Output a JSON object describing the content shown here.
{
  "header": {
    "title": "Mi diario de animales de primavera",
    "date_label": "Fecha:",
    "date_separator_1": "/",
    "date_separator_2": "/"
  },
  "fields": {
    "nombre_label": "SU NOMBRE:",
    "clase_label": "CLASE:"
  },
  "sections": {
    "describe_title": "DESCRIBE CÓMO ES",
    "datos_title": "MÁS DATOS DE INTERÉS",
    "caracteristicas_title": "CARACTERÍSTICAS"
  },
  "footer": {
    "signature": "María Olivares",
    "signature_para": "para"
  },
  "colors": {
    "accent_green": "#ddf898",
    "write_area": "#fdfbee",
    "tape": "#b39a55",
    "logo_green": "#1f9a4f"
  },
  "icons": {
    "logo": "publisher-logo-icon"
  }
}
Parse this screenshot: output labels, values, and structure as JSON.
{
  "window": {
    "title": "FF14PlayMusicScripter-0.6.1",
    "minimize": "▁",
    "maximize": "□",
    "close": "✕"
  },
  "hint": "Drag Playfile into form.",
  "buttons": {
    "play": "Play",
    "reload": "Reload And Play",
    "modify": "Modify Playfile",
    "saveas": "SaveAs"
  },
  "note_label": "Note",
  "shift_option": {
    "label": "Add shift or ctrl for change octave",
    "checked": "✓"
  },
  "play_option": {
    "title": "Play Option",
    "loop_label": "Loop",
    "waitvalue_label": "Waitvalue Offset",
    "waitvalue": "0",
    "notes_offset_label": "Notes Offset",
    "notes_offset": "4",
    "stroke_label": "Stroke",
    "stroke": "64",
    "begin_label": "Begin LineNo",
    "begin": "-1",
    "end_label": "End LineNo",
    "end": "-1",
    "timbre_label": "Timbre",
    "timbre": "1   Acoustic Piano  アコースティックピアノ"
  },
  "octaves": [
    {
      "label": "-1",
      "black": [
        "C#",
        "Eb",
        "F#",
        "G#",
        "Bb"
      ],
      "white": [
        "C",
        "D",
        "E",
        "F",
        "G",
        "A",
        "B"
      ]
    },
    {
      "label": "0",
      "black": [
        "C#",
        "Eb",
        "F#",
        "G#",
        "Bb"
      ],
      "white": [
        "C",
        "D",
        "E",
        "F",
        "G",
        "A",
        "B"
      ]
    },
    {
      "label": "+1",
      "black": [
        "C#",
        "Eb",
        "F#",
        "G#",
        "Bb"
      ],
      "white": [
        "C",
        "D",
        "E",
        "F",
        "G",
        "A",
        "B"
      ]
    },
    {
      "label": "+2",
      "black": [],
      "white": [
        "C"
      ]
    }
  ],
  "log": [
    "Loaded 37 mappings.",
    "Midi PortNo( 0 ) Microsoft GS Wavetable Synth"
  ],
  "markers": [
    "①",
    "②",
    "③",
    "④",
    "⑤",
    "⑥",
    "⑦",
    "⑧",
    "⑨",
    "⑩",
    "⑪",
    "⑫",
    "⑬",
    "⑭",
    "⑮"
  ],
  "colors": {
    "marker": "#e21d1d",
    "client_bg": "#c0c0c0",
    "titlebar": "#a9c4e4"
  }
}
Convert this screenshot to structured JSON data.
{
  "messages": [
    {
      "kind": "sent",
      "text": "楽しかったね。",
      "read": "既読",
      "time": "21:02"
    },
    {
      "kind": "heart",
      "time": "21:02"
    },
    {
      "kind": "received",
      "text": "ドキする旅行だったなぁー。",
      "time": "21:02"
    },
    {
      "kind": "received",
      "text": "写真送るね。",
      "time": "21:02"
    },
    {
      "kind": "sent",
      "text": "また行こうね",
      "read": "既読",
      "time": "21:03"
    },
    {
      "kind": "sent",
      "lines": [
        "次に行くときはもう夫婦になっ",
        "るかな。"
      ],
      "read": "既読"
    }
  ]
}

******************************

_PROBLEM TO WORK ON_
Begin with the line containing "Convert this screenshot" and repeat each line exactly until the records above end.

_TASK RESPONSE_
Convert this screenshot to structured JSON data.
{
  "messages": [
    {
      "kind": "sent",
      "text": "楽しかったね。",
      "read": "既読",
      "time": "21:02"
    },
    {
      "kind": "heart",
      "time": "21:02"
    },
    {
      "kind": "received",
      "text": "ドキする旅行だったなぁー。",
      "time": "21:02"
    },
    {
      "kind": "received",
      "text": "写真送るね。",
      "time": "21:02"
    },
    {
      "kind": "sent",
      "text": "また行こうね",
      "read": "既読",
      "time": "21:03"
    },
    {
      "kind": "sent",
      "lines": [
        "次に行くときはもう夫婦になっ",
        "るかな。"
      ],
      "read": "既読"
    }
  ]
}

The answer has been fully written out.